(WRITTEN REQUEST): Reproduce every one of the lines below without changing anything.

-----

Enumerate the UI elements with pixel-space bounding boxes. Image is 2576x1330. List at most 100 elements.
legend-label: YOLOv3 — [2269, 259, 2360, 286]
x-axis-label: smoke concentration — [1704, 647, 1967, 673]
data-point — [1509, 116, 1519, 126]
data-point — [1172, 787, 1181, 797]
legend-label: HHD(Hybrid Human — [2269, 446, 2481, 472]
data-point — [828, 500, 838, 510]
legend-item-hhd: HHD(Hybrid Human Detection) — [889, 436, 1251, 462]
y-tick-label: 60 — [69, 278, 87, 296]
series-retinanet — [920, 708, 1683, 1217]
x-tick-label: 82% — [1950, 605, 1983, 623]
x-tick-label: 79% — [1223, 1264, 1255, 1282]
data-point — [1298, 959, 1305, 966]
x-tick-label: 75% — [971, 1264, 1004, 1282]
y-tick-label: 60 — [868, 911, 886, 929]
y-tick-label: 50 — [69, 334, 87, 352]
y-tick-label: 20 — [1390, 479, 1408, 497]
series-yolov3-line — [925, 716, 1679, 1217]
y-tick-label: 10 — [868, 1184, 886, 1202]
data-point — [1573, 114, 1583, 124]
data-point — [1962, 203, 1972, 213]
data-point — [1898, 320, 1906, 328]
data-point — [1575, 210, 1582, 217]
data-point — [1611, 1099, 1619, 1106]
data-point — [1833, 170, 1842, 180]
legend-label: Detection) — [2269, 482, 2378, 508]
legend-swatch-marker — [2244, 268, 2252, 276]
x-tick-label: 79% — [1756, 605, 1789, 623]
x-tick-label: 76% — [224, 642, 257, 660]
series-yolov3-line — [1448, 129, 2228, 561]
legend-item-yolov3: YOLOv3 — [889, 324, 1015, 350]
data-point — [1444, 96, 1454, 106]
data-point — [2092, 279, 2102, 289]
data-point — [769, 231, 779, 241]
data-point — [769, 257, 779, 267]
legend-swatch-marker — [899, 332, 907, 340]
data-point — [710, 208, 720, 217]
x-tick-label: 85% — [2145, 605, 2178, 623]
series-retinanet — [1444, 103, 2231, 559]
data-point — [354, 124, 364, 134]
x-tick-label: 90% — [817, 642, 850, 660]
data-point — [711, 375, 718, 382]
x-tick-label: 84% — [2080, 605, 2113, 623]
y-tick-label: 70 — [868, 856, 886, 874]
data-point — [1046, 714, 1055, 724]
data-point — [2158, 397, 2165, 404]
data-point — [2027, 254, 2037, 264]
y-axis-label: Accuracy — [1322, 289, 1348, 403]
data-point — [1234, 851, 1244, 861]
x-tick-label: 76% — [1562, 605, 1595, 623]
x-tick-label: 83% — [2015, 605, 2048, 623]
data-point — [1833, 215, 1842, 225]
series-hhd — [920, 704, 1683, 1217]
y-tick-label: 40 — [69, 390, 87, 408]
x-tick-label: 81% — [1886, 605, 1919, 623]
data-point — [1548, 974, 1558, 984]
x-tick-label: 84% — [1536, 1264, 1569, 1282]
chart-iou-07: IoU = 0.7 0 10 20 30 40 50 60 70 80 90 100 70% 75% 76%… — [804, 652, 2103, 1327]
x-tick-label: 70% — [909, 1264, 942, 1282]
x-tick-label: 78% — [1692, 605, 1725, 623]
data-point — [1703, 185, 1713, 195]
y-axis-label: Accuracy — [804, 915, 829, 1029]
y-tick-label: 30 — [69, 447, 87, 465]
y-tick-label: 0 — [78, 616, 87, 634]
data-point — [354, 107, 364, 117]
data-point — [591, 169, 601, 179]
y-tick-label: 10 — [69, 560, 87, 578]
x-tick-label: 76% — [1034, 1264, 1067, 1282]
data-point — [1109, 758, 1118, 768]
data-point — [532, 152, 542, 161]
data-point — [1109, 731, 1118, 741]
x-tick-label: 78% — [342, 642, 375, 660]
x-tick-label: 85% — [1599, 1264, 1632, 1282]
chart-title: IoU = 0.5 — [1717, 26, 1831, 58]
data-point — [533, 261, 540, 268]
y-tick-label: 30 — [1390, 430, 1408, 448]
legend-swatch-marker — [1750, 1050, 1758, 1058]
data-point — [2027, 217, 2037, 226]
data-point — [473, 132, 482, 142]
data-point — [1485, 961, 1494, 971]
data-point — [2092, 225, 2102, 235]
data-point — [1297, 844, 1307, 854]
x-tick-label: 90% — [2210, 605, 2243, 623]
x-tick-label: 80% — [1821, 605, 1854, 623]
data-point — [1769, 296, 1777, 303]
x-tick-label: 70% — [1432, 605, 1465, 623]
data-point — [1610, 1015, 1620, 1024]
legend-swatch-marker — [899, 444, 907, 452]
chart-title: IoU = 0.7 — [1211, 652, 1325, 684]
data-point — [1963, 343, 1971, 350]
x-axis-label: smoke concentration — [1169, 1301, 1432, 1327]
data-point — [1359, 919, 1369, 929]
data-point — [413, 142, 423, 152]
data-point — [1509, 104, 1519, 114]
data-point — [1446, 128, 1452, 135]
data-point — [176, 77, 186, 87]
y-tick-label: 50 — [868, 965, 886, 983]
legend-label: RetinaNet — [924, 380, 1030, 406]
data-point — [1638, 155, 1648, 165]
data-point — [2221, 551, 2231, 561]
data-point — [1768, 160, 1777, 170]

-----

(RESULT FOR THIS TASK):
Enumerate the UI elements with pixel-space bounding boxes. Image is 2576x1330. List at most 100 elements.
legend-label: YOLOv3 — [2269, 259, 2360, 286]
x-axis-label: smoke concentration — [1704, 647, 1967, 673]
data-point — [1509, 116, 1519, 126]
data-point — [1172, 787, 1181, 797]
legend-label: HHD(Hybrid Human — [2269, 446, 2481, 472]
data-point — [828, 500, 838, 510]
legend-item-hhd: HHD(Hybrid Human Detection) — [889, 436, 1251, 462]
y-tick-label: 60 — [69, 278, 87, 296]
series-retinanet — [920, 708, 1683, 1217]
x-tick-label: 82% — [1950, 605, 1983, 623]
x-tick-label: 79% — [1223, 1264, 1255, 1282]
data-point — [1298, 959, 1305, 966]
x-tick-label: 75% — [971, 1264, 1004, 1282]
y-tick-label: 60 — [868, 911, 886, 929]
y-tick-label: 50 — [69, 334, 87, 352]
y-tick-label: 20 — [1390, 479, 1408, 497]
series-yolov3-line — [925, 716, 1679, 1217]
y-tick-label: 10 — [868, 1184, 886, 1202]
data-point — [1573, 114, 1583, 124]
data-point — [1962, 203, 1972, 213]
data-point — [1898, 320, 1906, 328]
data-point — [1575, 210, 1582, 217]
data-point — [1611, 1099, 1619, 1106]
data-point — [1833, 170, 1842, 180]
legend-label: Detection) — [2269, 482, 2378, 508]
legend-swatch-marker — [2244, 268, 2252, 276]
x-tick-label: 79% — [1756, 605, 1789, 623]
x-tick-label: 76% — [224, 642, 257, 660]
series-yolov3-line — [1448, 129, 2228, 561]
legend-item-yolov3: YOLOv3 — [889, 324, 1015, 350]
data-point — [1444, 96, 1454, 106]
data-point — [2092, 279, 2102, 289]
data-point — [769, 231, 779, 241]
data-point — [769, 257, 779, 267]
legend-swatch-marker — [899, 332, 907, 340]
data-point — [710, 208, 720, 217]
x-tick-label: 85% — [2145, 605, 2178, 623]
series-retinanet — [1444, 103, 2231, 559]
data-point — [354, 124, 364, 134]
x-tick-label: 90% — [817, 642, 850, 660]
data-point — [711, 375, 718, 382]
x-tick-label: 84% — [2080, 605, 2113, 623]
y-tick-label: 70 — [868, 856, 886, 874]
data-point — [1046, 714, 1055, 724]
data-point — [2158, 397, 2165, 404]
data-point — [2027, 254, 2037, 264]
y-axis-label: Accuracy — [1322, 289, 1348, 403]
data-point — [1234, 851, 1244, 861]
x-tick-label: 76% — [1562, 605, 1595, 623]
x-tick-label: 83% — [2015, 605, 2048, 623]
data-point — [1833, 215, 1842, 225]
series-hhd — [920, 704, 1683, 1217]
y-tick-label: 40 — [69, 390, 87, 408]
x-tick-label: 81% — [1886, 605, 1919, 623]
data-point — [1548, 974, 1558, 984]
x-tick-label: 84% — [1536, 1264, 1569, 1282]
chart-iou-07: IoU = 0.7 0 10 20 30 40 50 60 70 80 90 100 70% 75% 76%… — [804, 652, 2103, 1327]
x-tick-label: 70% — [909, 1264, 942, 1282]
x-tick-label: 78% — [1692, 605, 1725, 623]
data-point — [1703, 185, 1713, 195]
y-axis-label: Accuracy — [804, 915, 829, 1029]
y-tick-label: 30 — [69, 447, 87, 465]
y-tick-label: 0 — [78, 616, 87, 634]
data-point — [354, 107, 364, 117]
data-point — [591, 169, 601, 179]
y-tick-label: 10 — [69, 560, 87, 578]
x-tick-label: 76% — [1034, 1264, 1067, 1282]
data-point — [1109, 758, 1118, 768]
data-point — [532, 152, 542, 161]
data-point — [1109, 731, 1118, 741]
x-tick-label: 78% — [342, 642, 375, 660]
x-tick-label: 85% — [1599, 1264, 1632, 1282]
chart-title: IoU = 0.5 — [1717, 26, 1831, 58]
data-point — [533, 261, 540, 268]
y-tick-label: 30 — [1390, 430, 1408, 448]
legend-swatch-marker — [1750, 1050, 1758, 1058]
data-point — [2027, 217, 2037, 226]
data-point — [473, 132, 482, 142]
data-point — [1485, 961, 1494, 971]
data-point — [2092, 225, 2102, 235]
data-point — [1297, 844, 1307, 854]
x-tick-label: 90% — [2210, 605, 2243, 623]
x-tick-label: 80% — [1821, 605, 1854, 623]
data-point — [1769, 296, 1777, 303]
x-tick-label: 70% — [1432, 605, 1465, 623]
data-point — [1610, 1015, 1620, 1024]
legend-swatch-marker — [899, 444, 907, 452]
chart-title: IoU = 0.7 — [1211, 652, 1325, 684]
data-point — [1963, 343, 1971, 350]
x-axis-label: smoke concentration — [1169, 1301, 1432, 1327]
data-point — [1359, 919, 1369, 929]
data-point — [413, 142, 423, 152]
data-point — [1509, 104, 1519, 114]
data-point — [1446, 128, 1452, 135]
data-point — [176, 77, 186, 87]
y-tick-label: 50 — [868, 965, 886, 983]
legend-label: RetinaNet — [924, 380, 1030, 406]
data-point — [1638, 155, 1648, 165]
data-point — [2221, 551, 2231, 561]
data-point — [1768, 160, 1777, 170]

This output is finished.